Set exercise:
Exactly reproduce each record listed below.

Dataset items:
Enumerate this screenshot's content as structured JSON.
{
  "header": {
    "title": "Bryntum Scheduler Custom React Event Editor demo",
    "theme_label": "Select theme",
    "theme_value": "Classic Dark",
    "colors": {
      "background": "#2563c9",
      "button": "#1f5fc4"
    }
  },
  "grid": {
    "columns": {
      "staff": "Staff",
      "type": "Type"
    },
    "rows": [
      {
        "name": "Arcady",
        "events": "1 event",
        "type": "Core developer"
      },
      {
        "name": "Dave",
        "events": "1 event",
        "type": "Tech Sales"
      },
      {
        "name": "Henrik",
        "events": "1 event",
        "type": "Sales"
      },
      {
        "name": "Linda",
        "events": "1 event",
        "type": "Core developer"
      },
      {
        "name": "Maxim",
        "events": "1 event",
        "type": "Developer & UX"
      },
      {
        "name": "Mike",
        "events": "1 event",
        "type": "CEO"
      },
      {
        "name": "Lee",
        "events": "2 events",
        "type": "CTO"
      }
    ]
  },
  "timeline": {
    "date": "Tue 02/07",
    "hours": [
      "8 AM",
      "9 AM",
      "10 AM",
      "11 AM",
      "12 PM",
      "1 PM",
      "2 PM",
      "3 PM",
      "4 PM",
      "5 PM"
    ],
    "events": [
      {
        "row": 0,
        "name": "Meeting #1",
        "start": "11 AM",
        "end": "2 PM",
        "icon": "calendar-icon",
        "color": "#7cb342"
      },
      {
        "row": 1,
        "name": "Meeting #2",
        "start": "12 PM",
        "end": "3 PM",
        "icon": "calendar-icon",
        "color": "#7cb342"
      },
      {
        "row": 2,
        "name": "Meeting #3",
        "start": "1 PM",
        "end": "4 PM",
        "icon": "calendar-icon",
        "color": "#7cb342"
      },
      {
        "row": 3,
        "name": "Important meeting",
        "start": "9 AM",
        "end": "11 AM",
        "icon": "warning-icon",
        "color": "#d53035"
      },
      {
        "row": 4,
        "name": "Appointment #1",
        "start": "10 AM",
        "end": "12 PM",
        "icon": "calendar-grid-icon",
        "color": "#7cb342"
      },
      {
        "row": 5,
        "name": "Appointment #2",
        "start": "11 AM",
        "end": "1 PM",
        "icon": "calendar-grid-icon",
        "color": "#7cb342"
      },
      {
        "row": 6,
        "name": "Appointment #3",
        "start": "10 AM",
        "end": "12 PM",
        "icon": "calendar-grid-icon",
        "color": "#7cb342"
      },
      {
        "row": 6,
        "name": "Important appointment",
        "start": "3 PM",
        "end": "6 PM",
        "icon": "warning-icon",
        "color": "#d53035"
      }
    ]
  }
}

Output of the task:
Enumerate this screenshot's content as structured JSON.
{
  "header": {
    "title": "Bryntum Scheduler Custom React Event Editor demo",
    "theme_label": "Select theme",
    "theme_value": "Classic Dark",
    "colors": {
      "background": "#2563c9",
      "button": "#1f5fc4"
    }
  },
  "grid": {
    "columns": {
      "staff": "Staff",
      "type": "Type"
    },
    "rows": [
      {
        "name": "Arcady",
        "events": "1 event",
        "type": "Core developer"
      },
      {
        "name": "Dave",
        "events": "1 event",
        "type": "Tech Sales"
      },
      {
        "name": "Henrik",
        "events": "1 event",
        "type": "Sales"
      },
      {
        "name": "Linda",
        "events": "1 event",
        "type": "Core developer"
      },
      {
        "name": "Maxim",
        "events": "1 event",
        "type": "Developer & UX"
      },
      {
        "name": "Mike",
        "events": "1 event",
        "type": "CEO"
      },
      {
        "name": "Lee",
        "events": "2 events",
        "type": "CTO"
      }
    ]
  },
  "timeline": {
    "date": "Tue 02/07",
    "hours": [
      "8 AM",
      "9 AM",
      "10 AM",
      "11 AM",
      "12 PM",
      "1 PM",
      "2 PM",
      "3 PM",
      "4 PM",
      "5 PM"
    ],
    "events": [
      {
        "row": 0,
        "name": "Meeting #1",
        "start": "11 AM",
        "end": "2 PM",
        "icon": "calendar-icon",
        "color": "#7cb342"
      },
      {
        "row": 1,
        "name": "Meeting #2",
        "start": "12 PM",
        "end": "3 PM",
        "icon": "calendar-icon",
        "color": "#7cb342"
      },
      {
        "row": 2,
        "name": "Meeting #3",
        "start": "1 PM",
        "end": "4 PM",
        "icon": "calendar-icon",
        "color": "#7cb342"
      },
      {
        "row": 3,
        "name": "Important meeting",
        "start": "9 AM",
        "end": "11 AM",
        "icon": "warning-icon",
        "color": "#d53035"
      },
      {
        "row": 4,
        "name": "Appointment #1",
        "start": "10 AM",
        "end": "12 PM",
        "icon": "calendar-grid-icon",
        "color": "#7cb342"
      },
      {
        "row": 5,
        "name": "Appointment #2",
        "start": "11 AM",
        "end": "1 PM",
        "icon": "calendar-grid-icon",
        "color": "#7cb342"
      },
      {
        "row": 6,
        "name": "Appointment #3",
        "start": "10 AM",
        "end": "12 PM",
        "icon": "calendar-grid-icon",
        "color": "#7cb342"
      },
      {
        "row": 6,
        "name": "Important appointment",
        "start": "3 PM",
        "end": "6 PM",
        "icon": "warning-icon",
        "color": "#d53035"
      }
    ]
  }
}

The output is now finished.